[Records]
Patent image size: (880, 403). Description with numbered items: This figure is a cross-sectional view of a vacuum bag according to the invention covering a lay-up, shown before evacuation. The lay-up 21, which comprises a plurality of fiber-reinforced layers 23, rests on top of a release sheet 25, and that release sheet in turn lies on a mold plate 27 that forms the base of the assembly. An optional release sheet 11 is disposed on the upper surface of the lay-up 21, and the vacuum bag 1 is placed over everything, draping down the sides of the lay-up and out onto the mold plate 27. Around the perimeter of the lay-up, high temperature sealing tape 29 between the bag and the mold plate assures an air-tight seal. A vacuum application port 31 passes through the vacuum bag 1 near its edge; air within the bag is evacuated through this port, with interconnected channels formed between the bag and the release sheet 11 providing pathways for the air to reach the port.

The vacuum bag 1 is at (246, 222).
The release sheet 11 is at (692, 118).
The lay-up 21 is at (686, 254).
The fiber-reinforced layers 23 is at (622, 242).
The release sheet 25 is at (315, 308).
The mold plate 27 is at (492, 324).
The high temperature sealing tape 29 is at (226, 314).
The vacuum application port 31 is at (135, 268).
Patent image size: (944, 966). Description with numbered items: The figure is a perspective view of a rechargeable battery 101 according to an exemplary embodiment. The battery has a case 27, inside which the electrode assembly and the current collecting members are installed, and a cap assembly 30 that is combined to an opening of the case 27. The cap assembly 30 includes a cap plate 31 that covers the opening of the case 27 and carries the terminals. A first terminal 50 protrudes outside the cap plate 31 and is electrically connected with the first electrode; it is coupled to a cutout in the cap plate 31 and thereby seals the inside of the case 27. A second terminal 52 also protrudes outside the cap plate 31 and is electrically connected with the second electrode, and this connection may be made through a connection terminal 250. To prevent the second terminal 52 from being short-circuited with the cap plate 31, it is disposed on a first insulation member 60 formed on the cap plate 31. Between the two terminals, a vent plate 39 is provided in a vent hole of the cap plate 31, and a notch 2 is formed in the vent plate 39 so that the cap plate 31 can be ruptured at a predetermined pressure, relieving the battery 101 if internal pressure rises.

• **Job**
Render every line of the data above as a numbered list, omitting blank lines.

• **Result of this task**
1. Patent image size: (880, 403). Description with numbered items: This figure is a cross-sectional view of a vacuum bag according to the invention covering a lay-up, shown before evacuation. The lay-up 21, which comprises a plurality of fiber-reinforced layers 23, rests on top of a release sheet 25, and that release sheet in turn lies on a mold plate 27 that forms the base of the assembly. An optional release sheet 11 is disposed on the upper surface of the lay-up 21, and the vacuum bag 1 is placed over everything, draping down the sides of the lay-up and out onto the mold plate 27. Around the perimeter of the lay-up, high temperature sealing tape 29 between the bag and the mold plate assures an air-tight seal. A vacuum application port 31 passes through the vacuum bag 1 near its edge; air within the bag is evacuated through this port, with interconnected channels formed between the bag and the release sheet 11 providing pathways for the air to reach the port.
2. The vacuum bag 1 is at (246, 222).
3. The release sheet 11 is at (692, 118).
4. The lay-up 21 is at (686, 254).
5. The fiber-reinforced layers 23 is at (622, 242).
6. The release sheet 25 is at (315, 308).
7. The mold plate 27 is at (492, 324).
8. The high temperature sealing tape 29 is at (226, 314).
9. The vacuum application port 31 is at (135, 268).
10. Patent image size: (944, 966). Description with numbered items: The figure is a perspective view of a rechargeable battery 101 according to an exemplary embodiment. The battery has a case 27, inside which the electrode assembly and the current collecting members are installed, and a cap assembly 30 that is combined to an opening of the case 27. The cap assembly 30 includes a cap plate 31 that covers the opening of the case 27 and carries the terminals. A first terminal 50 protrudes outside the cap plate 31 and is electrically connected with the first electrode; it is coupled to a cutout in the cap plate 31 and thereby seals the inside of the case 27. A second terminal 52 also protrudes outside the cap plate 31 and is electrically connected with the second electrode, and this connection may be made through a connection terminal 250. To prevent the second terminal 52 from being short-circuited with the cap plate 31, it is disposed on a first insulation member 60 formed on the cap plate 31. Between the two terminals, a vent plate 39 is provided in a vent hole of the cap plate 31, and a notch 2 is formed in the vent plate 39 so that the cap plate 31 can be ruptured at a predetermined pressure, relieving the battery 101 if internal pressure rises.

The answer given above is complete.